#### Job:
Print every record below exactly as written.

#### Records provided:
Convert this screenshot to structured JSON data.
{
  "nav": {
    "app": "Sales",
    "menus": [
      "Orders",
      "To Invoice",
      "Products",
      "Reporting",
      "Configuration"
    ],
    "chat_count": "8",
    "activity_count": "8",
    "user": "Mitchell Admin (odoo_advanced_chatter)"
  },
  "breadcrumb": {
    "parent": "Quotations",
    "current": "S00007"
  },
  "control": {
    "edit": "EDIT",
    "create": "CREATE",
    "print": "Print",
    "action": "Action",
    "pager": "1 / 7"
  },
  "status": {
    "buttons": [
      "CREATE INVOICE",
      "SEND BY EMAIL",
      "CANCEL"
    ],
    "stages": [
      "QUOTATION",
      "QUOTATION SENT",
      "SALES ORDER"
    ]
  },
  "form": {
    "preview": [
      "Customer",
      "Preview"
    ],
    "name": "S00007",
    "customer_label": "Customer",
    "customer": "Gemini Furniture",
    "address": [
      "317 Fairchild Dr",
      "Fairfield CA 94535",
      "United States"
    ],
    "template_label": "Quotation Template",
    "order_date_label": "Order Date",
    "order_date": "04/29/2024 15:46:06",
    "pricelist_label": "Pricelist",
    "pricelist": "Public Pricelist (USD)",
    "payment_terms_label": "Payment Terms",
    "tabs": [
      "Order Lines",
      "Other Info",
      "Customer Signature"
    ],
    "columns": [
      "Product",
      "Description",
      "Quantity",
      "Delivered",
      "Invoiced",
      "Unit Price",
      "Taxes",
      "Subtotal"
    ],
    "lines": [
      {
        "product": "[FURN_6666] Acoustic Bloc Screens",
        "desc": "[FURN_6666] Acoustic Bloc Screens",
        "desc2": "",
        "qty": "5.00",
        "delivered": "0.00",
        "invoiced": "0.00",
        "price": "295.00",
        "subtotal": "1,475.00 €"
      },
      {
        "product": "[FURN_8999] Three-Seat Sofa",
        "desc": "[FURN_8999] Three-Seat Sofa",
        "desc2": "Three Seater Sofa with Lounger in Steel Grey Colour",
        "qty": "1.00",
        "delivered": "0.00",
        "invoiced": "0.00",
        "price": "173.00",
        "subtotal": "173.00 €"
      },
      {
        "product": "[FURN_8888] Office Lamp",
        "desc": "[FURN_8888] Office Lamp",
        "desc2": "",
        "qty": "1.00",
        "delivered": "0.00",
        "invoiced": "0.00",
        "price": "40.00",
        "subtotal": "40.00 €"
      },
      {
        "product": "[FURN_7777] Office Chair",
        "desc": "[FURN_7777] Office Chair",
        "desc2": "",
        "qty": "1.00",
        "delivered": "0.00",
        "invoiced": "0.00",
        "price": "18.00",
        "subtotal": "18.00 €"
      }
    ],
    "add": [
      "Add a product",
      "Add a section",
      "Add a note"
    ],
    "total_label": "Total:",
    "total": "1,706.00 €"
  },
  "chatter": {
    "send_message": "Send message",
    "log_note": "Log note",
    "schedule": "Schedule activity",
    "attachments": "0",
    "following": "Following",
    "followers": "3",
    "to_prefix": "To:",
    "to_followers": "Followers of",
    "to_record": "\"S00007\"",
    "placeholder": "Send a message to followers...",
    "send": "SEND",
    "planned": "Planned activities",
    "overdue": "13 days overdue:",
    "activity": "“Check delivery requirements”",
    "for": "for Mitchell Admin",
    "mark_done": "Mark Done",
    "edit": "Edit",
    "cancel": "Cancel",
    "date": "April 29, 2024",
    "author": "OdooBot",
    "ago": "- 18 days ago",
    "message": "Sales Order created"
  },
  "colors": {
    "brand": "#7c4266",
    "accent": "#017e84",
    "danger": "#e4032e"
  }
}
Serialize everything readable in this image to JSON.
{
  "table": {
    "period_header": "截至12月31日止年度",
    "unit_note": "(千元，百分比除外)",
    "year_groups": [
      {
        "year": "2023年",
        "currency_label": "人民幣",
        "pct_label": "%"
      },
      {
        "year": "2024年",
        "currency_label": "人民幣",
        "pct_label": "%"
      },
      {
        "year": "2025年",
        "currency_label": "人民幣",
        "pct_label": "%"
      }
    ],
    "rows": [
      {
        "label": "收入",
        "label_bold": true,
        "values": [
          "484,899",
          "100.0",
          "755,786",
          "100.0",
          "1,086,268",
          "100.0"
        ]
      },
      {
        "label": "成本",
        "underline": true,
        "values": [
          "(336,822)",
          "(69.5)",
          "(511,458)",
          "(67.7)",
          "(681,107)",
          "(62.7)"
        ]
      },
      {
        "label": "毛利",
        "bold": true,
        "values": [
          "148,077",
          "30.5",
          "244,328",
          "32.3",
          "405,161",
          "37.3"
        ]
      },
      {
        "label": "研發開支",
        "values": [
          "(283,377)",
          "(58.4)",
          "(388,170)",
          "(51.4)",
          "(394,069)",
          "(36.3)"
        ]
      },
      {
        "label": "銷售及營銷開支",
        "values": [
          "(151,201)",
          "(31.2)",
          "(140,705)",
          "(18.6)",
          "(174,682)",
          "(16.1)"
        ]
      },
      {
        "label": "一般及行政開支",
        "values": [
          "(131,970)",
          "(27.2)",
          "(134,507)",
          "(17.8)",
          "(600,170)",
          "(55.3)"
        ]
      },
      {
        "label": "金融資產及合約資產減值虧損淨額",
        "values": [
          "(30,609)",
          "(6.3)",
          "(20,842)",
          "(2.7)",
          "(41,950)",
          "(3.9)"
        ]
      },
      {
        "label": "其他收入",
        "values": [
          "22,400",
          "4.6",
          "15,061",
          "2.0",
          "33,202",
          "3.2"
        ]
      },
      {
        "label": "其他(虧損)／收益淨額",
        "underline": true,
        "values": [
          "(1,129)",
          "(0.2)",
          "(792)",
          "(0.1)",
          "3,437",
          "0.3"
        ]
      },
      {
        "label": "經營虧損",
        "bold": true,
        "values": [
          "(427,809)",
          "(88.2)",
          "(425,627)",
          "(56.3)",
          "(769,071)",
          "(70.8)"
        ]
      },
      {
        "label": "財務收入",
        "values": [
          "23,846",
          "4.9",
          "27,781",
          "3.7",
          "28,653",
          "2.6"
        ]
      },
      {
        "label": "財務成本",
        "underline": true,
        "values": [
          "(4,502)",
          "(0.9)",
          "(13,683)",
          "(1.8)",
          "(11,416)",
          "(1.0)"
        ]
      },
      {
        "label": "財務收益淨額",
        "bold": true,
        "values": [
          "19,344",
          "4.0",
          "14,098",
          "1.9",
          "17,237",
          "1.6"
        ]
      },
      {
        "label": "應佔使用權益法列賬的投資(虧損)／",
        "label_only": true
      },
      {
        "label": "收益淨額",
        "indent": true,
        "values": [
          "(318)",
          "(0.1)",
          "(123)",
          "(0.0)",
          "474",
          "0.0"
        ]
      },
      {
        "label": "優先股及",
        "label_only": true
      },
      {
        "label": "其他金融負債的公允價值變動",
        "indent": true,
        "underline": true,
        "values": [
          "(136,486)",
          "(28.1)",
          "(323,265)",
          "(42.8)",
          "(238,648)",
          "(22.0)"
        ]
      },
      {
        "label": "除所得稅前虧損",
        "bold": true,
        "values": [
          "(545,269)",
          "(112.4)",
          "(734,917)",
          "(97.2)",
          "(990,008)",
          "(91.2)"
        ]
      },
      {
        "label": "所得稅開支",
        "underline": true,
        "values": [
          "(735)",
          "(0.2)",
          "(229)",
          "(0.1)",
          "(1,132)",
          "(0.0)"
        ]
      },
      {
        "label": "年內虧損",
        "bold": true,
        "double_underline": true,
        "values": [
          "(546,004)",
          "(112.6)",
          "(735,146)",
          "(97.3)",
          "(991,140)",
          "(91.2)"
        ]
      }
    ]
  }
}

#### Full solution:
Convert this screenshot to structured JSON data.
{
  "nav": {
    "app": "Sales",
    "menus": [
      "Orders",
      "To Invoice",
      "Products",
      "Reporting",
      "Configuration"
    ],
    "chat_count": "8",
    "activity_count": "8",
    "user": "Mitchell Admin (odoo_advanced_chatter)"
  },
  "breadcrumb": {
    "parent": "Quotations",
    "current": "S00007"
  },
  "control": {
    "edit": "EDIT",
    "create": "CREATE",
    "print": "Print",
    "action": "Action",
    "pager": "1 / 7"
  },
  "status": {
    "buttons": [
      "CREATE INVOICE",
      "SEND BY EMAIL",
      "CANCEL"
    ],
    "stages": [
      "QUOTATION",
      "QUOTATION SENT",
      "SALES ORDER"
    ]
  },
  "form": {
    "preview": [
      "Customer",
      "Preview"
    ],
    "name": "S00007",
    "customer_label": "Customer",
    "customer": "Gemini Furniture",
    "address": [
      "317 Fairchild Dr",
      "Fairfield CA 94535",
      "United States"
    ],
    "template_label": "Quotation Template",
    "order_date_label": "Order Date",
    "order_date": "04/29/2024 15:46:06",
    "pricelist_label": "Pricelist",
    "pricelist": "Public Pricelist (USD)",
    "payment_terms_label": "Payment Terms",
    "tabs": [
      "Order Lines",
      "Other Info",
      "Customer Signature"
    ],
    "columns": [
      "Product",
      "Description",
      "Quantity",
      "Delivered",
      "Invoiced",
      "Unit Price",
      "Taxes",
      "Subtotal"
    ],
    "lines": [
      {
        "product": "[FURN_6666] Acoustic Bloc Screens",
        "desc": "[FURN_6666] Acoustic Bloc Screens",
        "desc2": "",
        "qty": "5.00",
        "delivered": "0.00",
        "invoiced": "0.00",
        "price": "295.00",
        "subtotal": "1,475.00 €"
      },
      {
        "product": "[FURN_8999] Three-Seat Sofa",
        "desc": "[FURN_8999] Three-Seat Sofa",
        "desc2": "Three Seater Sofa with Lounger in Steel Grey Colour",
        "qty": "1.00",
        "delivered": "0.00",
        "invoiced": "0.00",
        "price": "173.00",
        "subtotal": "173.00 €"
      },
      {
        "product": "[FURN_8888] Office Lamp",
        "desc": "[FURN_8888] Office Lamp",
        "desc2": "",
        "qty": "1.00",
        "delivered": "0.00",
        "invoiced": "0.00",
        "price": "40.00",
        "subtotal": "40.00 €"
      },
      {
        "product": "[FURN_7777] Office Chair",
        "desc": "[FURN_7777] Office Chair",
        "desc2": "",
        "qty": "1.00",
        "delivered": "0.00",
        "invoiced": "0.00",
        "price": "18.00",
        "subtotal": "18.00 €"
      }
    ],
    "add": [
      "Add a product",
      "Add a section",
      "Add a note"
    ],
    "total_label": "Total:",
    "total": "1,706.00 €"
  },
  "chatter": {
    "send_message": "Send message",
    "log_note": "Log note",
    "schedule": "Schedule activity",
    "attachments": "0",
    "following": "Following",
    "followers": "3",
    "to_prefix": "To:",
    "to_followers": "Followers of",
    "to_record": "\"S00007\"",
    "placeholder": "Send a message to followers...",
    "send": "SEND",
    "planned": "Planned activities",
    "overdue": "13 days overdue:",
    "activity": "“Check delivery requirements”",
    "for": "for Mitchell Admin",
    "mark_done": "Mark Done",
    "edit": "Edit",
    "cancel": "Cancel",
    "date": "April 29, 2024",
    "author": "OdooBot",
    "ago": "- 18 days ago",
    "message": "Sales Order created"
  },
  "colors": {
    "brand": "#7c4266",
    "accent": "#017e84",
    "danger": "#e4032e"
  }
}
Serialize everything readable in this image to JSON.
{
  "table": {
    "period_header": "截至12月31日止年度",
    "unit_note": "(千元，百分比除外)",
    "year_groups": [
      {
        "year": "2023年",
        "currency_label": "人民幣",
        "pct_label": "%"
      },
      {
        "year": "2024年",
        "currency_label": "人民幣",
        "pct_label": "%"
      },
      {
        "year": "2025年",
        "currency_label": "人民幣",
        "pct_label": "%"
      }
    ],
    "rows": [
      {
        "label": "收入",
        "label_bold": true,
        "values": [
          "484,899",
          "100.0",
          "755,786",
          "100.0",
          "1,086,268",
          "100.0"
        ]
      },
      {
        "label": "成本",
        "underline": true,
        "values": [
          "(336,822)",
          "(69.5)",
          "(511,458)",
          "(67.7)",
          "(681,107)",
          "(62.7)"
        ]
      },
      {
        "label": "毛利",
        "bold": true,
        "values": [
          "148,077",
          "30.5",
          "244,328",
          "32.3",
          "405,161",
          "37.3"
        ]
      },
      {
        "label": "研發開支",
        "values": [
          "(283,377)",
          "(58.4)",
          "(388,170)",
          "(51.4)",
          "(394,069)",
          "(36.3)"
        ]
      },
      {
        "label": "銷售及營銷開支",
        "values": [
          "(151,201)",
          "(31.2)",
          "(140,705)",
          "(18.6)",
          "(174,682)",
          "(16.1)"
        ]
      },
      {
        "label": "一般及行政開支",
        "values": [
          "(131,970)",
          "(27.2)",
          "(134,507)",
          "(17.8)",
          "(600,170)",
          "(55.3)"
        ]
      },
      {
        "label": "金融資產及合約資產減值虧損淨額",
        "values": [
          "(30,609)",
          "(6.3)",
          "(20,842)",
          "(2.7)",
          "(41,950)",
          "(3.9)"
        ]
      },
      {
        "label": "其他收入",
        "values": [
          "22,400",
          "4.6",
          "15,061",
          "2.0",
          "33,202",
          "3.2"
        ]
      },
      {
        "label": "其他(虧損)／收益淨額",
        "underline": true,
        "values": [
          "(1,129)",
          "(0.2)",
          "(792)",
          "(0.1)",
          "3,437",
          "0.3"
        ]
      },
      {
        "label": "經營虧損",
        "bold": true,
        "values": [
          "(427,809)",
          "(88.2)",
          "(425,627)",
          "(56.3)",
          "(769,071)",
          "(70.8)"
        ]
      },
      {
        "label": "財務收入",
        "values": [
          "23,846",
          "4.9",
          "27,781",
          "3.7",
          "28,653",
          "2.6"
        ]
      },
      {
        "label": "財務成本",
        "underline": true,
        "values": [
          "(4,502)",
          "(0.9)",
          "(13,683)",
          "(1.8)",
          "(11,416)",
          "(1.0)"
        ]
      },
      {
        "label": "財務收益淨額",
        "bold": true,
        "values": [
          "19,344",
          "4.0",
          "14,098",
          "1.9",
          "17,237",
          "1.6"
        ]
      },
      {
        "label": "應佔使用權益法列賬的投資(虧損)／",
        "label_only": true
      },
      {
        "label": "收益淨額",
        "indent": true,
        "values": [
          "(318)",
          "(0.1)",
          "(123)",
          "(0.0)",
          "474",
          "0.0"
        ]
      },
      {
        "label": "優先股及",
        "label_only": true
      },
      {
        "label": "其他金融負債的公允價值變動",
        "indent": true,
        "underline": true,
        "values": [
          "(136,486)",
          "(28.1)",
          "(323,265)",
          "(42.8)",
          "(238,648)",
          "(22.0)"
        ]
      },
      {
        "label": "除所得稅前虧損",
        "bold": true,
        "values": [
          "(545,269)",
          "(112.4)",
          "(734,917)",
          "(97.2)",
          "(990,008)",
          "(91.2)"
        ]
      },
      {
        "label": "所得稅開支",
        "underline": true,
        "values": [
          "(735)",
          "(0.2)",
          "(229)",
          "(0.1)",
          "(1,132)",
          "(0.0)"
        ]
      },
      {
        "label": "年內虧損",
        "bold": true,
        "double_underline": true,
        "values": [
          "(546,004)",
          "(112.6)",
          "(735,146)",
          "(97.3)",
          "(991,140)",
          "(91.2)"
        ]
      }
    ]
  }
}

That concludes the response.